:: Set exercise ::
Using the listing below, copy every line that mentions "Lines".

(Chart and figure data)
○ ○ ○ ○

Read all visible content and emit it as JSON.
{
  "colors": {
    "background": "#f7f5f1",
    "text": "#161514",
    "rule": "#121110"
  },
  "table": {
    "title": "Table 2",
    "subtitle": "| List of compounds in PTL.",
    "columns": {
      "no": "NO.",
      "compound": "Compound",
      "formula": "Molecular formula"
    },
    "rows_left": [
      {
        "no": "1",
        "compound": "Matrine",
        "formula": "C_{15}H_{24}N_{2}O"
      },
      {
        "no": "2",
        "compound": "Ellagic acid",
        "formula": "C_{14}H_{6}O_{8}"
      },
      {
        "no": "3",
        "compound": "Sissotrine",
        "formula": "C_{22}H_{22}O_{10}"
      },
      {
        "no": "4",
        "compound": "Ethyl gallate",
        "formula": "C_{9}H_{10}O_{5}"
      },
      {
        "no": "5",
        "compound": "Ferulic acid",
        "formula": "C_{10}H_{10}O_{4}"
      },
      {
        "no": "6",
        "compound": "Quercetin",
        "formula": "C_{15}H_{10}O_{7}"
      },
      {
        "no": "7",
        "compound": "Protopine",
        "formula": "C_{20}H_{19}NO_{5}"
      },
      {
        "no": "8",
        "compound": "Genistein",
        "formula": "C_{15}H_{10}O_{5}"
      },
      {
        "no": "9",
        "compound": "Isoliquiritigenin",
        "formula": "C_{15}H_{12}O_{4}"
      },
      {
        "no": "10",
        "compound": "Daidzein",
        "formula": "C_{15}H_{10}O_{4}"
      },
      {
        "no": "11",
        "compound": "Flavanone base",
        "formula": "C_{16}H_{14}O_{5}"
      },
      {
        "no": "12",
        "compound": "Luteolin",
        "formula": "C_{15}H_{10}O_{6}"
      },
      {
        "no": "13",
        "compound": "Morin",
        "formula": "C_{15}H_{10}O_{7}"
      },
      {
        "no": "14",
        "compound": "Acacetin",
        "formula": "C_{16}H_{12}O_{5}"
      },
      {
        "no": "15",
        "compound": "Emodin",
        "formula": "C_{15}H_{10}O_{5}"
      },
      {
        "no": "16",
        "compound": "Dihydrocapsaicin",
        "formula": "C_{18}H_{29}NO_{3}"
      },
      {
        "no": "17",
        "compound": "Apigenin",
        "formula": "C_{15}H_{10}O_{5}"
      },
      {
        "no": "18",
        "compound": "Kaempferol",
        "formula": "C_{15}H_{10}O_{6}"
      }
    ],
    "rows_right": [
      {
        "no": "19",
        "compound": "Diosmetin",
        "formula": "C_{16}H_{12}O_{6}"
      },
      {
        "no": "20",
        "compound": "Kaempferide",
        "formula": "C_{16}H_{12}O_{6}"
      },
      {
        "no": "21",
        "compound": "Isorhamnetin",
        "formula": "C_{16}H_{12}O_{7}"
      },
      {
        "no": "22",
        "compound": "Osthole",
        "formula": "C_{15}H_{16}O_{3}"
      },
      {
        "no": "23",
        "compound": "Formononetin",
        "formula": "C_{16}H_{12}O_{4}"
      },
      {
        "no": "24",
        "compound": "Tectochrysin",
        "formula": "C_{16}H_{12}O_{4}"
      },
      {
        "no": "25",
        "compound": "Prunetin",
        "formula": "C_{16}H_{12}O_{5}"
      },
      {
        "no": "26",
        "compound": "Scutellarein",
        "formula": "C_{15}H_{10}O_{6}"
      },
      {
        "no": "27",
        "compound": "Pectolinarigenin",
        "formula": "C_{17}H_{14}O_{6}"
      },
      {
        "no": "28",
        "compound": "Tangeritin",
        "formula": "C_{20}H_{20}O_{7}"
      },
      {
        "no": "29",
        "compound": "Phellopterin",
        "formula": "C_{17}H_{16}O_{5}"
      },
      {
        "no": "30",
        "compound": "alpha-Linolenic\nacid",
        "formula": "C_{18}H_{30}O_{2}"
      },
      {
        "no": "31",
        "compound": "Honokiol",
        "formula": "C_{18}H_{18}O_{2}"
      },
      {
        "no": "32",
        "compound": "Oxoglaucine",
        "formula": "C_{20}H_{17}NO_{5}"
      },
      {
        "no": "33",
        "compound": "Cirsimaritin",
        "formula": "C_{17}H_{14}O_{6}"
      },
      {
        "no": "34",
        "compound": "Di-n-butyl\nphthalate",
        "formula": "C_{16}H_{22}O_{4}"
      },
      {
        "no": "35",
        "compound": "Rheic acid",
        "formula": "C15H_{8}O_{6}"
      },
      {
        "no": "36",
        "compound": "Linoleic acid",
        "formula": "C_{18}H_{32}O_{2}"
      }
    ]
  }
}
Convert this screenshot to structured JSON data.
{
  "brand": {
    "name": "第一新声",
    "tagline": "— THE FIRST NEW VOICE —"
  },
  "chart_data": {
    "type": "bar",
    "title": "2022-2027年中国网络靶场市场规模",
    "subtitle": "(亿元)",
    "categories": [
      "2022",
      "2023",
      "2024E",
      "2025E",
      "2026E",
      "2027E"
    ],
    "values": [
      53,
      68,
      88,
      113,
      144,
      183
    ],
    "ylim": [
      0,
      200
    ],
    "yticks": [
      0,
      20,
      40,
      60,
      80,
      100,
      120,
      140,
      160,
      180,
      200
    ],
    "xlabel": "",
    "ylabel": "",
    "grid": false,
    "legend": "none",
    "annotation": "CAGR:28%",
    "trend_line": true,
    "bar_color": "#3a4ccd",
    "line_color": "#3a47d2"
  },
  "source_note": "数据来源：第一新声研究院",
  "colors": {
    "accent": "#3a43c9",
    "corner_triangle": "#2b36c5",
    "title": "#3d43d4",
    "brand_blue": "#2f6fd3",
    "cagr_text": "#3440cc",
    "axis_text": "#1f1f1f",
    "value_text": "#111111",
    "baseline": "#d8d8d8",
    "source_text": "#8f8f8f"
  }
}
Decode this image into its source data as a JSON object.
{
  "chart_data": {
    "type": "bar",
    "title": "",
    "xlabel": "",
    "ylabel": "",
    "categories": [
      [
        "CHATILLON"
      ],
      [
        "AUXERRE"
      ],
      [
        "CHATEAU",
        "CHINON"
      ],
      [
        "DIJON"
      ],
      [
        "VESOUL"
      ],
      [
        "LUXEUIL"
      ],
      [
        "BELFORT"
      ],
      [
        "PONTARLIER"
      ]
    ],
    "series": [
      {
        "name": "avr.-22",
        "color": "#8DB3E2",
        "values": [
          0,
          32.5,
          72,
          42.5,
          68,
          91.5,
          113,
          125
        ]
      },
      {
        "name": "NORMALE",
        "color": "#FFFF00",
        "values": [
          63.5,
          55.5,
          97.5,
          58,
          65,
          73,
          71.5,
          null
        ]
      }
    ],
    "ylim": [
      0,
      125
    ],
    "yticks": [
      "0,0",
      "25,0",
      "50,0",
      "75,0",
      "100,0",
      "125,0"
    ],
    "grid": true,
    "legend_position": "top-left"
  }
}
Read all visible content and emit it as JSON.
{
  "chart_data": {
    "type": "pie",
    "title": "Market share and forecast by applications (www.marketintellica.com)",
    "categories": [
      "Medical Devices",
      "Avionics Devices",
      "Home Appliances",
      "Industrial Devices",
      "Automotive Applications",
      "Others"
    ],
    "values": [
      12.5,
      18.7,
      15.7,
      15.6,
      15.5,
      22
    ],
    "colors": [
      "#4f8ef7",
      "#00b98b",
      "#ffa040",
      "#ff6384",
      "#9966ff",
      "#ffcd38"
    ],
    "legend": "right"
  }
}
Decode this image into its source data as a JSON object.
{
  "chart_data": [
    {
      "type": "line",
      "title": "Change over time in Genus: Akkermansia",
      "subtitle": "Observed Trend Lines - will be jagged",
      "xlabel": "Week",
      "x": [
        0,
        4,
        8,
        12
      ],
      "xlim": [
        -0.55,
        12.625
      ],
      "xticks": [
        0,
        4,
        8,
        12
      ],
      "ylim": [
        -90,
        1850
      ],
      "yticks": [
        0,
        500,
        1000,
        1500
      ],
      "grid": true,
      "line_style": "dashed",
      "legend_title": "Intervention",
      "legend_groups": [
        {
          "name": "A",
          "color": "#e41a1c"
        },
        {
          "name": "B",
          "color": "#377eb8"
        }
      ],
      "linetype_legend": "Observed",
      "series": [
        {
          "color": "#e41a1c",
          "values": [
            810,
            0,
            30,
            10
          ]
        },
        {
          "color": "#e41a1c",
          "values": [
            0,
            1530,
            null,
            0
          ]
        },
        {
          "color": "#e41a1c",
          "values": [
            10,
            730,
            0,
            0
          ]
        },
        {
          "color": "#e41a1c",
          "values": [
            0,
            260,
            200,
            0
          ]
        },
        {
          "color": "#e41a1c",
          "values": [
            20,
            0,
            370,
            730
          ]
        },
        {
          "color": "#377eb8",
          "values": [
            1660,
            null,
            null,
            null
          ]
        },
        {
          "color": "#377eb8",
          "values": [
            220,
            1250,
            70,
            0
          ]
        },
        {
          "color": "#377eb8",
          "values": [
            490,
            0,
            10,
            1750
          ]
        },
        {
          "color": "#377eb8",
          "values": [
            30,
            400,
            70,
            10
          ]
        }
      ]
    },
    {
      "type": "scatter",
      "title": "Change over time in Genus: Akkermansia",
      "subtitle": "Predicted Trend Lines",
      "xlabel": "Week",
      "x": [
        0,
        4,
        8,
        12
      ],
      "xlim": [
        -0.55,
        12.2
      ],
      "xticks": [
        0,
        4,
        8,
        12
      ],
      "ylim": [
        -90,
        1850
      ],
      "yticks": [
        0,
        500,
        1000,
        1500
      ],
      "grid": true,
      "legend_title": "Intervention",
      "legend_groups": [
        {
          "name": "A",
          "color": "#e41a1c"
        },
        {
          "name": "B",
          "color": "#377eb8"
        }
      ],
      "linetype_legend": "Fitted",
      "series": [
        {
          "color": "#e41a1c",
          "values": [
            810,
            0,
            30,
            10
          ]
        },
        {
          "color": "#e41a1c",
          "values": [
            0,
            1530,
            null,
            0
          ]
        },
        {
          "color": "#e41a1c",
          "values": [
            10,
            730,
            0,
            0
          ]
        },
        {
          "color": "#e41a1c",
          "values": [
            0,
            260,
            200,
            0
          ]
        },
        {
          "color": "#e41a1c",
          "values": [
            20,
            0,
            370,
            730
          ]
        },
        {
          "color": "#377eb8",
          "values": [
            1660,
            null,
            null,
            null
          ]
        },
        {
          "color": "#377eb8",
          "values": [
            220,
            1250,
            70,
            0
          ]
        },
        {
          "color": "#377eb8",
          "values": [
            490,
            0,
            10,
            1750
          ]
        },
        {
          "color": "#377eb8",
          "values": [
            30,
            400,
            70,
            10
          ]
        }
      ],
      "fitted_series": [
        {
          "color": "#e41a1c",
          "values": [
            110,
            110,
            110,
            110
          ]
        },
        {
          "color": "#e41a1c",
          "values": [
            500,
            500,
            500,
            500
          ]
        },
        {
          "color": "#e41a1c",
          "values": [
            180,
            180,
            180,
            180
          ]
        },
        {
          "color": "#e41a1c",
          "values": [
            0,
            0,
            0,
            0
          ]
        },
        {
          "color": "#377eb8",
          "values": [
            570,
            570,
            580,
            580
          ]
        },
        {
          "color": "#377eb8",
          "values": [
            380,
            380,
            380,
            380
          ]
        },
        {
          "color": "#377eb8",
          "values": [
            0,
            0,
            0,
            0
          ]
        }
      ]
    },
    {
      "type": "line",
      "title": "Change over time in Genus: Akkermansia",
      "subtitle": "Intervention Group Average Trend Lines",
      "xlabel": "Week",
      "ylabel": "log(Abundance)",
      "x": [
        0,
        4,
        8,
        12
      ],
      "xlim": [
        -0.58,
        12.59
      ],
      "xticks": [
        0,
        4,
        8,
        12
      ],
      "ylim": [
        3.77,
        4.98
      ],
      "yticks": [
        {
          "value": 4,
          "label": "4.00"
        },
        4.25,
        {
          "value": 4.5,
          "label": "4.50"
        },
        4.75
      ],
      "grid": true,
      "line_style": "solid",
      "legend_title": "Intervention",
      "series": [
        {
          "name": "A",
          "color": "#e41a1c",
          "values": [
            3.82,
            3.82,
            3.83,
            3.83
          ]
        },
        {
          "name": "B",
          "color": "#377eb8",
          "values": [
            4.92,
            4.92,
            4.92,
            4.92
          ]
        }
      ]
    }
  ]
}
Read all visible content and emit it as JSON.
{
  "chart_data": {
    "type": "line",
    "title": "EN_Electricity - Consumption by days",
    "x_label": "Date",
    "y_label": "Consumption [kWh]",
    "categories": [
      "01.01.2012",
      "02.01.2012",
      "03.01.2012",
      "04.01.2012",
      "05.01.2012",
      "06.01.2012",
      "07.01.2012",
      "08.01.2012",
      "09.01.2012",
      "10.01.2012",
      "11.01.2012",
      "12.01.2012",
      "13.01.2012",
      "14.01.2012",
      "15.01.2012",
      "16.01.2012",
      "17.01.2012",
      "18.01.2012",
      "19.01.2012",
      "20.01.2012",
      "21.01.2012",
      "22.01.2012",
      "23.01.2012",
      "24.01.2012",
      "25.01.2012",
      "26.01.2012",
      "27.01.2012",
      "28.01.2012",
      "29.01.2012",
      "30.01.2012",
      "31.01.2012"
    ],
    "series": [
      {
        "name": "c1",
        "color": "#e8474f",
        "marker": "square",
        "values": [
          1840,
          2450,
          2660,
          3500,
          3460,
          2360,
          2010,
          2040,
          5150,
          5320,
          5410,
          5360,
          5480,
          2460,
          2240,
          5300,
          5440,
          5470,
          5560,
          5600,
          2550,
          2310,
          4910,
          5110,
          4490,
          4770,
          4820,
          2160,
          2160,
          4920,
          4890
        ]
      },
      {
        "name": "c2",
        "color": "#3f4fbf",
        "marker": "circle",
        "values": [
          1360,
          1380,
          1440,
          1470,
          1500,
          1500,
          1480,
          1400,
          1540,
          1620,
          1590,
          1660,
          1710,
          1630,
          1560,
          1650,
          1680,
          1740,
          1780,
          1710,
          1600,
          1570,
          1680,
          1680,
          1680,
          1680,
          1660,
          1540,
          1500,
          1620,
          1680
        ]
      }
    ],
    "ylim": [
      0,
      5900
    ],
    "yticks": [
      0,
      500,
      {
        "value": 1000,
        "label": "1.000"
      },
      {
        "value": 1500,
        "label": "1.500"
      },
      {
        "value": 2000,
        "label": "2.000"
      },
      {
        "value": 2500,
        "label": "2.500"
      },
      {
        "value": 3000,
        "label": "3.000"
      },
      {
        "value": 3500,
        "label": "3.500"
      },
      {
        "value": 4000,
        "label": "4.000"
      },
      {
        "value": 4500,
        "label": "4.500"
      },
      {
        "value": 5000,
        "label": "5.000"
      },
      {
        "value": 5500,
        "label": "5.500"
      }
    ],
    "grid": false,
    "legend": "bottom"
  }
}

○ ○ ○ ○

:: Answer to this task ::
      "subtitle": "Observed Trend Lines - will be jagged",
      "subtitle": "Predicted Trend Lines",
      "subtitle": "Intervention Group Average Trend Lines",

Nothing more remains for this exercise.